### TASK OBJECTIVE
Output the material word for word. Leave each picture out.

(Dataset entries on figures)
......
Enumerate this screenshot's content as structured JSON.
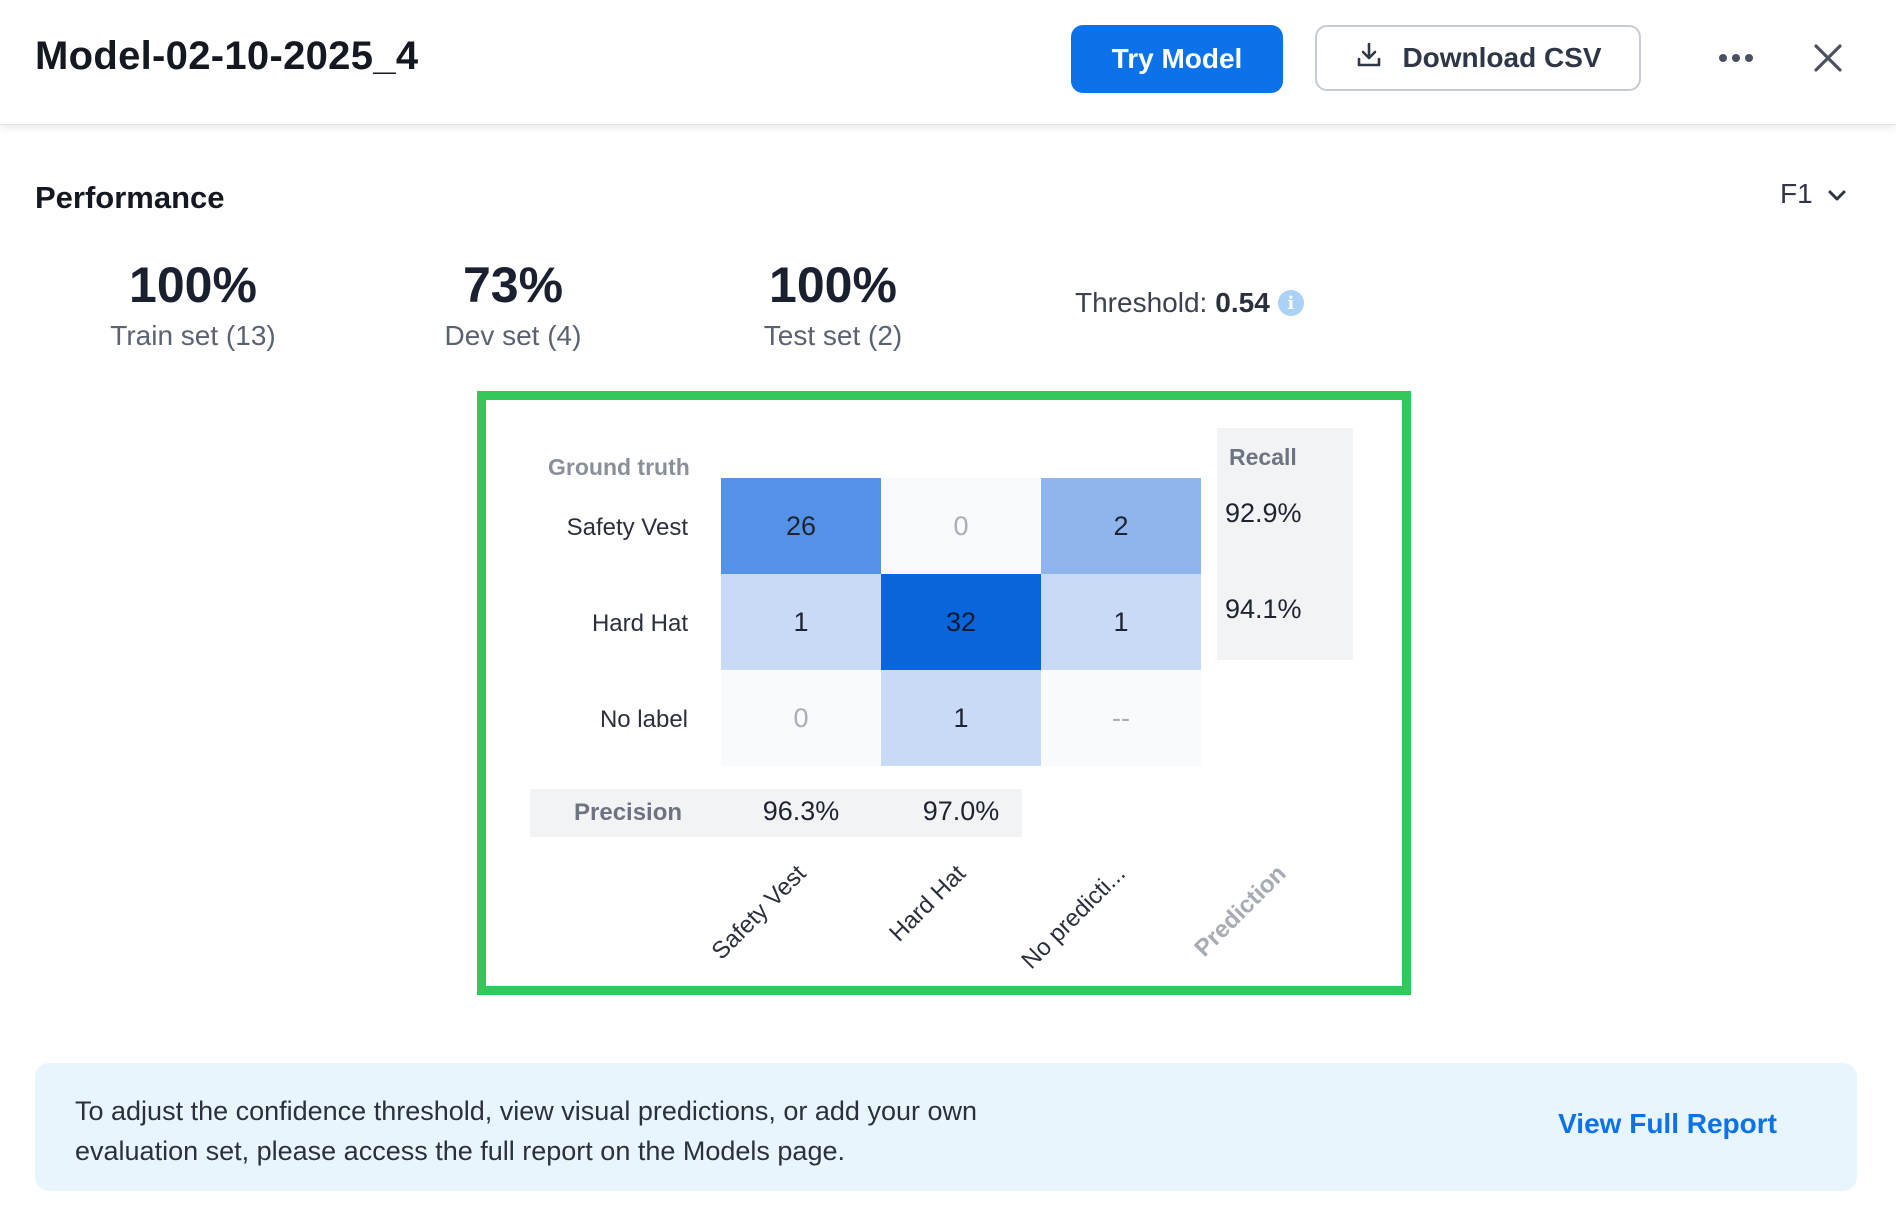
{
  "header": {
    "title": "Model-02-10-2025_4",
    "try_label": "Try Model",
    "csv_label": "Download CSV"
  },
  "performance": {
    "title": "Performance",
    "metric": "F1",
    "stats": [
      {
        "value": "100%",
        "label": "Train set (13)"
      },
      {
        "value": "73%",
        "label": "Dev set (4)"
      },
      {
        "value": "100%",
        "label": "Test set (2)"
      }
    ],
    "threshold_label": "Threshold:",
    "threshold_value": "0.54"
  },
  "matrix": {
    "ground_truth_label": "Ground truth",
    "recall_label": "Recall",
    "precision_label": "Precision",
    "prediction_label": "Prediction",
    "rows": [
      {
        "label": "Safety Vest",
        "cells": [
          "26",
          "0",
          "2"
        ],
        "recall": "92.9%"
      },
      {
        "label": "Hard Hat",
        "cells": [
          "1",
          "32",
          "1"
        ],
        "recall": "94.1%"
      },
      {
        "label": "No label",
        "cells": [
          "0",
          "1",
          "--"
        ],
        "recall": ""
      }
    ],
    "columns": [
      "Safety Vest",
      "Hard Hat",
      "No predicti..."
    ],
    "precision": [
      "96.3%",
      "97.0%"
    ]
  },
  "banner": {
    "text_line1": "To adjust the confidence threshold, view visual predictions, or add your own",
    "text_line2": "evaluation set, please access the full report on the Models page.",
    "link_label": "View Full Report"
  }
}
......
### WRITTEN SOLUTION
Enumerate this screenshot's content as structured JSON.
{
  "header": {
    "title": "Model-02-10-2025_4",
    "try_label": "Try Model",
    "csv_label": "Download CSV"
  },
  "performance": {
    "title": "Performance",
    "metric": "F1",
    "stats": [
      {
        "value": "100%",
        "label": "Train set (13)"
      },
      {
        "value": "73%",
        "label": "Dev set (4)"
      },
      {
        "value": "100%",
        "label": "Test set (2)"
      }
    ],
    "threshold_label": "Threshold:",
    "threshold_value": "0.54"
  },
  "matrix": {
    "ground_truth_label": "Ground truth",
    "recall_label": "Recall",
    "precision_label": "Precision",
    "prediction_label": "Prediction",
    "rows": [
      {
        "label": "Safety Vest",
        "cells": [
          "26",
          "0",
          "2"
        ],
        "recall": "92.9%"
      },
      {
        "label": "Hard Hat",
        "cells": [
          "1",
          "32",
          "1"
        ],
        "recall": "94.1%"
      },
      {
        "label": "No label",
        "cells": [
          "0",
          "1",
          "--"
        ],
        "recall": ""
      }
    ],
    "columns": [
      "Safety Vest",
      "Hard Hat",
      "No predicti..."
    ],
    "precision": [
      "96.3%",
      "97.0%"
    ]
  },
  "banner": {
    "text_line1": "To adjust the confidence threshold, view visual predictions, or add your own",
    "text_line2": "evaluation set, please access the full report on the Models page.",
    "link_label": "View Full Report"
  }
}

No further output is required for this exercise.